**WHAT IS BEING ASKED:**
Copy the data precisely, character for character, and leave out every picture.

Dataset excerpt:
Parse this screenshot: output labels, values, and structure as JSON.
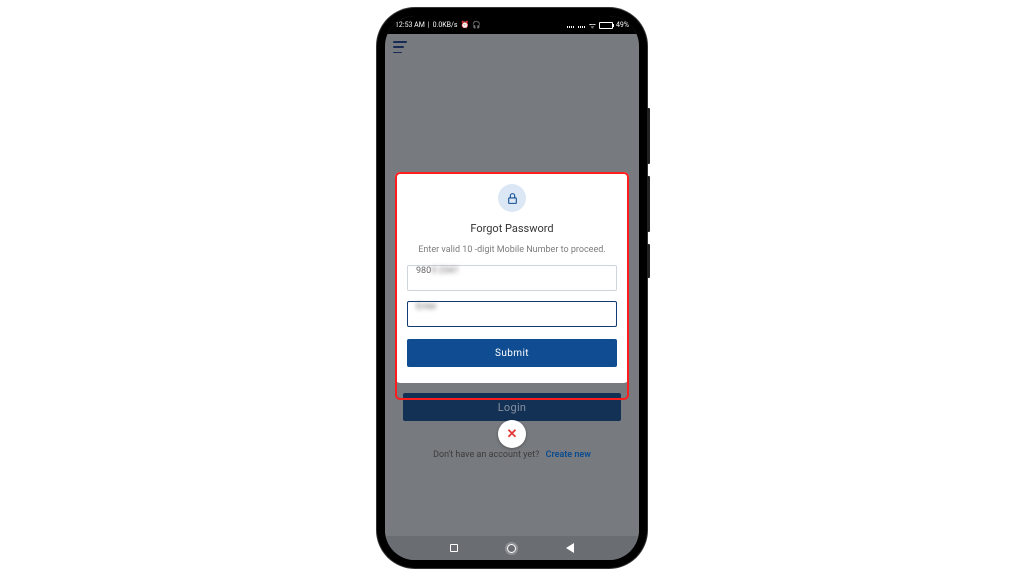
{
  "status_bar": {
    "time": "12:53 AM",
    "net_speed": "0.0KB/s",
    "battery_percent": "49%"
  },
  "modal": {
    "title": "Forgot Password",
    "subtitle": "Enter valid 10 -digit Mobile Number to proceed.",
    "field1_value": "980",
    "field2_value": "",
    "submit_label": "Submit"
  },
  "background": {
    "login_label": "Login",
    "prompt_text": "Don't have an account yet?",
    "link_text": "Create new"
  }
}
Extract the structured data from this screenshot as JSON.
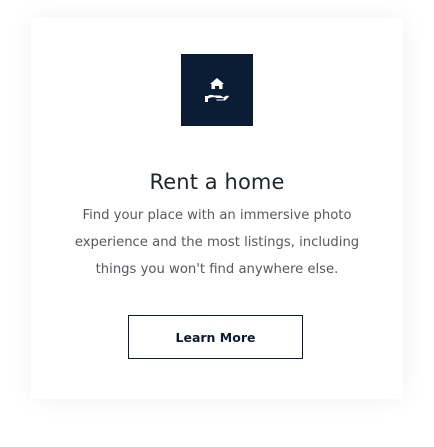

**ANSWER FOR THIS EXERCISE:**
Parse this screenshot: output labels, values, and structure as JSON.
{
  "status_bar": {
    "time": "12:53 AM",
    "net_speed": "0.0KB/s",
    "battery_percent": "49%"
  },
  "modal": {
    "title": "Forgot Password",
    "subtitle": "Enter valid 10 -digit Mobile Number to proceed.",
    "field1_value": "980",
    "field2_value": "",
    "submit_label": "Submit"
  },
  "background": {
    "login_label": "Login",
    "prompt_text": "Don't have an account yet?",
    "link_text": "Create new"
  }
}
Extract the structured data from this screenshot as JSON.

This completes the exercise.